▶ Given task
Make an exact copy of all the data.

▶ Records for processing
· · · ·

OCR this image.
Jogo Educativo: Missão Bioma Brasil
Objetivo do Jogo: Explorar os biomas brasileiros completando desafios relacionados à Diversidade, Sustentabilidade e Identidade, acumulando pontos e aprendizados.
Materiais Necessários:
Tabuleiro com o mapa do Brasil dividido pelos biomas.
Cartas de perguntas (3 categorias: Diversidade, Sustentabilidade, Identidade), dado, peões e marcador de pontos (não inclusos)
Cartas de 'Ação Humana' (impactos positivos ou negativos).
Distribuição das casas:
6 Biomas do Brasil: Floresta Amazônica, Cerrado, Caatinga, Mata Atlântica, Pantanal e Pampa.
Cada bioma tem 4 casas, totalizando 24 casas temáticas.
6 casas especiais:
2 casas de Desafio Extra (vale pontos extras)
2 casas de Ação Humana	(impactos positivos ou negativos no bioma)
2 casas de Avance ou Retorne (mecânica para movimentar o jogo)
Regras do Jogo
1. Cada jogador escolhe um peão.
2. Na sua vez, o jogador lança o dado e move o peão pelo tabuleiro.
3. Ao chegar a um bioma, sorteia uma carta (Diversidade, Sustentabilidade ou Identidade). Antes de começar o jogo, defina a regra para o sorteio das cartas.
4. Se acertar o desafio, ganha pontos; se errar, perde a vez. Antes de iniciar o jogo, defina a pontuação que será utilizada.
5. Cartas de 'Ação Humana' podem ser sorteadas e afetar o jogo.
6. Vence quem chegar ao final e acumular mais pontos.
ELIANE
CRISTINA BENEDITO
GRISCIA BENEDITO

· · · ·

▶ Exercise output
OCR this image.
Jogo Educativo: Missão Bioma Brasil
Objetivo do Jogo: Explorar os biomas brasileiros completando desafios relacionados à Diversidade, Sustentabilidade e Identidade, acumulando pontos e aprendizados.
Materiais Necessários:
Tabuleiro com o mapa do Brasil dividido pelos biomas.
Cartas de perguntas (3 categorias: Diversidade, Sustentabilidade, Identidade), dado, peões e marcador de pontos (não inclusos)
Cartas de 'Ação Humana' (impactos positivos ou negativos).
Distribuição das casas:
6 Biomas do Brasil: Floresta Amazônica, Cerrado, Caatinga, Mata Atlântica, Pantanal e Pampa.
Cada bioma tem 4 casas, totalizando 24 casas temáticas.
6 casas especiais:
2 casas de Desafio Extra (vale pontos extras)
2 casas de Ação Humana	(impactos positivos ou negativos no bioma)
2 casas de Avance ou Retorne (mecânica para movimentar o jogo)
Regras do Jogo
1. Cada jogador escolhe um peão.
2. Na sua vez, o jogador lança o dado e move o peão pelo tabuleiro.
3. Ao chegar a um bioma, sorteia uma carta (Diversidade, Sustentabilidade ou Identidade). Antes de começar o jogo, defina a regra para o sorteio das cartas.
4. Se acertar o desafio, ganha pontos; se errar, perde a vez. Antes de iniciar o jogo, defina a pontuação que será utilizada.
5. Cartas de 'Ação Humana' podem ser sorteadas e afetar o jogo.
6. Vence quem chegar ao final e acumular mais pontos.
ELIANE
CRISTINA BENEDITO
GRISCIA BENEDITO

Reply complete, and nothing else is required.